Problem: Reproduce the rows below as a numbered list, starting with the first row and ending with the row that contains "nav-item-character-label: 角色 [372,151,441,192]", both included. Omit any blank lines.
### Working data ###
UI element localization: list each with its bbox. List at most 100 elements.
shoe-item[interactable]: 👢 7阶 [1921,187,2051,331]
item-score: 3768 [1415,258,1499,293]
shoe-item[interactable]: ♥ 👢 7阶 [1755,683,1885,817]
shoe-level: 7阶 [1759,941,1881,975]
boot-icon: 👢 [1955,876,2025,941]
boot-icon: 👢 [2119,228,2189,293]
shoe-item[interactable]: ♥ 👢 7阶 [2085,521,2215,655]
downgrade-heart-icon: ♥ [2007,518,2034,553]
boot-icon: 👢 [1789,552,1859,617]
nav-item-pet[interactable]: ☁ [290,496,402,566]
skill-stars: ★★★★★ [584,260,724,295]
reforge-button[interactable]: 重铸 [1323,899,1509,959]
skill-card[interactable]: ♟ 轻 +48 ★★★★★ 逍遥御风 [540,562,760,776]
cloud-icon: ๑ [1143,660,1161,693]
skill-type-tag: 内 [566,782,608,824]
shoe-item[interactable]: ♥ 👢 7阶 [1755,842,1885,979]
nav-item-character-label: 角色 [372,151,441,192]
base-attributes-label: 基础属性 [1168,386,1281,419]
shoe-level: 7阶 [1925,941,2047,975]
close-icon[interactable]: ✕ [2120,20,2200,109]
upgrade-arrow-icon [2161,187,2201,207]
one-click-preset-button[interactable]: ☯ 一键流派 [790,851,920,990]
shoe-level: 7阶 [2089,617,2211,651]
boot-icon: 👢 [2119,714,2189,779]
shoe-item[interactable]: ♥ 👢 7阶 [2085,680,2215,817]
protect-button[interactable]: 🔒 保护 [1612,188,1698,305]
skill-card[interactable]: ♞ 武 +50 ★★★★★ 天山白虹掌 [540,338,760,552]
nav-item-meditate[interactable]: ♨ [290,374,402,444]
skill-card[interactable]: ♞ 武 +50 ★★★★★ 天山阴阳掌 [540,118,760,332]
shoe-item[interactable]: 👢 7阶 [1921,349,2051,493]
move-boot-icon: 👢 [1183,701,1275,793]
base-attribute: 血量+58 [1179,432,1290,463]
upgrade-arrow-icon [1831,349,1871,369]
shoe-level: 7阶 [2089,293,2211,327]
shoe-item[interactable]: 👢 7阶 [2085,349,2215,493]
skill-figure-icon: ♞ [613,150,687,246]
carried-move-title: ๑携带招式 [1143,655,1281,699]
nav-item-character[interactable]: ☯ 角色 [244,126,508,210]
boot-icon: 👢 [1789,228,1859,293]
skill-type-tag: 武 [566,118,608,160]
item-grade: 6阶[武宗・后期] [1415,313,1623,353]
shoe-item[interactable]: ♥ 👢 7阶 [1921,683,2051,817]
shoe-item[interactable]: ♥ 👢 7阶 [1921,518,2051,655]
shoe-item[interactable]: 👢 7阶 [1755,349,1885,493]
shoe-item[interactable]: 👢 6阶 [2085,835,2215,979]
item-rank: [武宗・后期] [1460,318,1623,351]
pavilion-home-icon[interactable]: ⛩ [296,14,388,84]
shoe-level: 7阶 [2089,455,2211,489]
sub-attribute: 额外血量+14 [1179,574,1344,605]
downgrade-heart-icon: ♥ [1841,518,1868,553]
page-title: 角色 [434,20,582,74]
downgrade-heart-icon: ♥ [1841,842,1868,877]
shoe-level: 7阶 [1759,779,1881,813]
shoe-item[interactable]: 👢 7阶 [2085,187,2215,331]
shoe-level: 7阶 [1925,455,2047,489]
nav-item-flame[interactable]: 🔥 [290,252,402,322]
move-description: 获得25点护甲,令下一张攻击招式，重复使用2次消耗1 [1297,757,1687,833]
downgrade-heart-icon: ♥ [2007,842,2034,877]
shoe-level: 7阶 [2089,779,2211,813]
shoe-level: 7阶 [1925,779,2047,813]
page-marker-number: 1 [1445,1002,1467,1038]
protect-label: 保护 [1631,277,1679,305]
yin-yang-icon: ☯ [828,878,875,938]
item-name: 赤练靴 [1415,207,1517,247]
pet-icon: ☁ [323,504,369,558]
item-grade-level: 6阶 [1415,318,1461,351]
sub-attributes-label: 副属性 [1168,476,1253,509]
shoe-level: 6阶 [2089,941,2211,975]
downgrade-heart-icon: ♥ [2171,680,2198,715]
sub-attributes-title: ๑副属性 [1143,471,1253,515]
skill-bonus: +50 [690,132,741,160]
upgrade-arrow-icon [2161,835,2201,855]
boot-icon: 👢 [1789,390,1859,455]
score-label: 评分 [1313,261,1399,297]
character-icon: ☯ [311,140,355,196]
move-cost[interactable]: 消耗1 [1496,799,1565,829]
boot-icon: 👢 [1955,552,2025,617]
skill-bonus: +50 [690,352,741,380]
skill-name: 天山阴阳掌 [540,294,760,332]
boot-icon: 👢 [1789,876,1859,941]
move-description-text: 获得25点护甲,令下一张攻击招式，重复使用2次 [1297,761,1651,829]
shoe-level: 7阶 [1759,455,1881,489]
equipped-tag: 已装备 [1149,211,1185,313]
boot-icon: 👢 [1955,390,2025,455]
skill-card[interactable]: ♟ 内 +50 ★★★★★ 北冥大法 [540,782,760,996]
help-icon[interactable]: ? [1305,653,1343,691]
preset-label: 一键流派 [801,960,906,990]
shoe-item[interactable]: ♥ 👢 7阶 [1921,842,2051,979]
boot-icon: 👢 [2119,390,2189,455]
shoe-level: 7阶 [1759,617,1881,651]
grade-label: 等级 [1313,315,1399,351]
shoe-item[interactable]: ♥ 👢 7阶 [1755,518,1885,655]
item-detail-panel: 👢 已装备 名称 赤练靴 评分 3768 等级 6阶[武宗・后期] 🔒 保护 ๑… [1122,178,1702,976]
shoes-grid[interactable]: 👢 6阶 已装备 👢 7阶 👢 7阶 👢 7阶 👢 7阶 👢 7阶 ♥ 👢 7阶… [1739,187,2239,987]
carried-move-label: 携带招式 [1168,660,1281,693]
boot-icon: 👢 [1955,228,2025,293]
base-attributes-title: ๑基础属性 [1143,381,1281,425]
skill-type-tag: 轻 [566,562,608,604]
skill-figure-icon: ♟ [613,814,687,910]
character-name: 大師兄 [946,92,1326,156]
###
Reply:
1. UI element localization: list each with its bbox. List at most 100 elements.
2. shoe-item[interactable]: 👢 7阶 [1921,187,2051,331]
3. item-score: 3768 [1415,258,1499,293]
4. shoe-item[interactable]: ♥ 👢 7阶 [1755,683,1885,817]
5. shoe-level: 7阶 [1759,941,1881,975]
6. boot-icon: 👢 [1955,876,2025,941]
7. boot-icon: 👢 [2119,228,2189,293]
8. shoe-item[interactable]: ♥ 👢 7阶 [2085,521,2215,655]
9. downgrade-heart-icon: ♥ [2007,518,2034,553]
10. boot-icon: 👢 [1789,552,1859,617]
11. nav-item-pet[interactable]: ☁ [290,496,402,566]
12. skill-stars: ★★★★★ [584,260,724,295]
13. reforge-button[interactable]: 重铸 [1323,899,1509,959]
14. skill-card[interactable]: ♟ 轻 +48 ★★★★★ 逍遥御风 [540,562,760,776]
15. cloud-icon: ๑ [1143,660,1161,693]
16. skill-type-tag: 内 [566,782,608,824]
17. shoe-item[interactable]: ♥ 👢 7阶 [1755,842,1885,979]
18. nav-item-character-label: 角色 [372,151,441,192]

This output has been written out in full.